> Text excerpt
________________________

Pricing: Free tier available. Pay-as-you-go (Blaze Plan) based on reads, writes, storage, and function invocations.
2. Appwrite — Best self-hosted open-source option
Appwrite is a self-hosted BaaS that you run on your own servers or VPS. It provides auth, databases, storage, functions, and messaging through a clean REST API. If data sovereignty or regulatory compliance requires you to host everything yourself, Appwrite is the strongest option.
Appwrite uses MariaDB internally and provides a document-based data model (not raw SQL). Its client SDKs cover web, Flutter, iOS, Android, and server-side languages.
Pricing: Free and open-source for self-hosted. Appwrite Cloud offers managed hosting starting at $15/month.
3. PocketBase — Best for solo developers
PocketBase is a single-binary BaaS written in Go. You download one file, run it, and you have auth, a real-time database, and file storage. It uses SQLite under the hood, which means zero external dependencies.
PocketBase is perfect for personal projects, small tools, and prototypes where simplicity matters more than scale. It's not designed for high-traffic production apps, but for the right use case, nothing is faster to set up.
Pricing: Completely free and open-source. You host it yourself.

________________________

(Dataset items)

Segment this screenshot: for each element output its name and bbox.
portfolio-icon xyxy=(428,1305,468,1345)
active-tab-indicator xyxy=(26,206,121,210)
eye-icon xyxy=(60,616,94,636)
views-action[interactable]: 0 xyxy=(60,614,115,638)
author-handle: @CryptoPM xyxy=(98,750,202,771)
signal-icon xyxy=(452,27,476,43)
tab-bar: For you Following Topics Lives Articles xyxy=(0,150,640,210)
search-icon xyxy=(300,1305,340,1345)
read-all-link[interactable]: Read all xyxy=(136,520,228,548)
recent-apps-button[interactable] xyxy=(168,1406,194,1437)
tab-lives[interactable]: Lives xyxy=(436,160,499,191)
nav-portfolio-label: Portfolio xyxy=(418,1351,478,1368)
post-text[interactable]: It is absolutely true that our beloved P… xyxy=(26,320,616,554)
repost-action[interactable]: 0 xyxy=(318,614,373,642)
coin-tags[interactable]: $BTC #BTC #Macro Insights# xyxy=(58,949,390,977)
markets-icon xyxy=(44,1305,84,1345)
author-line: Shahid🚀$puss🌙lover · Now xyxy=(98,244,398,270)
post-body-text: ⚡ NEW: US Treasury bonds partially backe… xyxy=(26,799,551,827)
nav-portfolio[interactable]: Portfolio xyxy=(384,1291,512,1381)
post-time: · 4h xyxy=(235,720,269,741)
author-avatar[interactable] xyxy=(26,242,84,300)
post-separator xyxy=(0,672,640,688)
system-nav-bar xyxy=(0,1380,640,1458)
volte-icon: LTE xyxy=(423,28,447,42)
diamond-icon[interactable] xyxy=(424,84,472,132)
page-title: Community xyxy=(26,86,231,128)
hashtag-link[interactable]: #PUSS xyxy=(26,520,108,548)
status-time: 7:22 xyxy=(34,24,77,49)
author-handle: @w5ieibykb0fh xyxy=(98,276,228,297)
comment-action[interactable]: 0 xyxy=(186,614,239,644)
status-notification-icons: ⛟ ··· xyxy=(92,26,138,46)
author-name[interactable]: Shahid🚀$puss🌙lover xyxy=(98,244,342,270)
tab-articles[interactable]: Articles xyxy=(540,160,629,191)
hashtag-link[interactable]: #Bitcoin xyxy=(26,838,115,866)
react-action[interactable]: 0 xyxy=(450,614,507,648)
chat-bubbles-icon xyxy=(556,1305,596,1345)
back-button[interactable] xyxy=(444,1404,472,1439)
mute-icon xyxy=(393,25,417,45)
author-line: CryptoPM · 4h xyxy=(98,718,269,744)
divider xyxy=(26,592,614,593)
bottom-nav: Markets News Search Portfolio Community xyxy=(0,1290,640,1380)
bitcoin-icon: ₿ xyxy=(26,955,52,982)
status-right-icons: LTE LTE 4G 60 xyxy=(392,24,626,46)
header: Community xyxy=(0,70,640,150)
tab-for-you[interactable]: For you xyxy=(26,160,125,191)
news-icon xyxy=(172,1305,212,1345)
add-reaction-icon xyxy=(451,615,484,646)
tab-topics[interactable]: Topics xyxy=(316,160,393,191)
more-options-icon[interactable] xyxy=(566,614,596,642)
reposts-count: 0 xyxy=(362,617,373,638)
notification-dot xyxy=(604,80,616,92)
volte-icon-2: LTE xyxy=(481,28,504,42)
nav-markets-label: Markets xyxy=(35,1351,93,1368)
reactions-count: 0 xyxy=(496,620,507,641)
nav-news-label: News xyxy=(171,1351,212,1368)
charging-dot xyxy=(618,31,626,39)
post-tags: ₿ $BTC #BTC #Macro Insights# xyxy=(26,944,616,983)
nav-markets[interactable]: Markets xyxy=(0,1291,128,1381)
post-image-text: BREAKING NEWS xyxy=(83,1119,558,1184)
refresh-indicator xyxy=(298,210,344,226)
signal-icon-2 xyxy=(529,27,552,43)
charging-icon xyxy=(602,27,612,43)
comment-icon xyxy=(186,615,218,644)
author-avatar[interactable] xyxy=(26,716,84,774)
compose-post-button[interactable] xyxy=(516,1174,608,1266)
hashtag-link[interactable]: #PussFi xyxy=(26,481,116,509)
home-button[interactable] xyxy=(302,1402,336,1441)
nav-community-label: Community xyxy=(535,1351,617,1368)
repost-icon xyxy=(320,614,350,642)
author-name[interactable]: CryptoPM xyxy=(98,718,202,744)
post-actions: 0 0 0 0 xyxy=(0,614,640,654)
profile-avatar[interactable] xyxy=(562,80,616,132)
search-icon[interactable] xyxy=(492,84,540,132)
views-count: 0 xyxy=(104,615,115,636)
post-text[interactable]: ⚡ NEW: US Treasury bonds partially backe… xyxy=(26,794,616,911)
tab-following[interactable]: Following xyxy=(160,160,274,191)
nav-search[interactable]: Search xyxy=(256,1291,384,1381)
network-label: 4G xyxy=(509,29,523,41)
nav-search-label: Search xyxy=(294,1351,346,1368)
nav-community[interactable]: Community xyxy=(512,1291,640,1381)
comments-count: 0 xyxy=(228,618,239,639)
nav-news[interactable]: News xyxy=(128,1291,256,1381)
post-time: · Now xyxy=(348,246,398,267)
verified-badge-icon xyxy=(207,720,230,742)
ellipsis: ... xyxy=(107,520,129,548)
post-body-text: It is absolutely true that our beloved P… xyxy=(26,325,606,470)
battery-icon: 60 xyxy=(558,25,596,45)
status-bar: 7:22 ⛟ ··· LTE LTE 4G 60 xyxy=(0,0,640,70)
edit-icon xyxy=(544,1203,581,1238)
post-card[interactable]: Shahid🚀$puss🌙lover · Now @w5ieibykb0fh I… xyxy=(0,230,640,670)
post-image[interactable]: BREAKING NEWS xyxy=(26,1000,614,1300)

________________________

> Work order
Translate this sentence from the backend services text into Spanish: "You download one file, run it, and you have auth, a real-time database, and file storage."

> Solved exercise
Descargas un archivo, lo ejecutas y tienes autenticación, una base de datos en tiempo real y almacenamiento de archivos.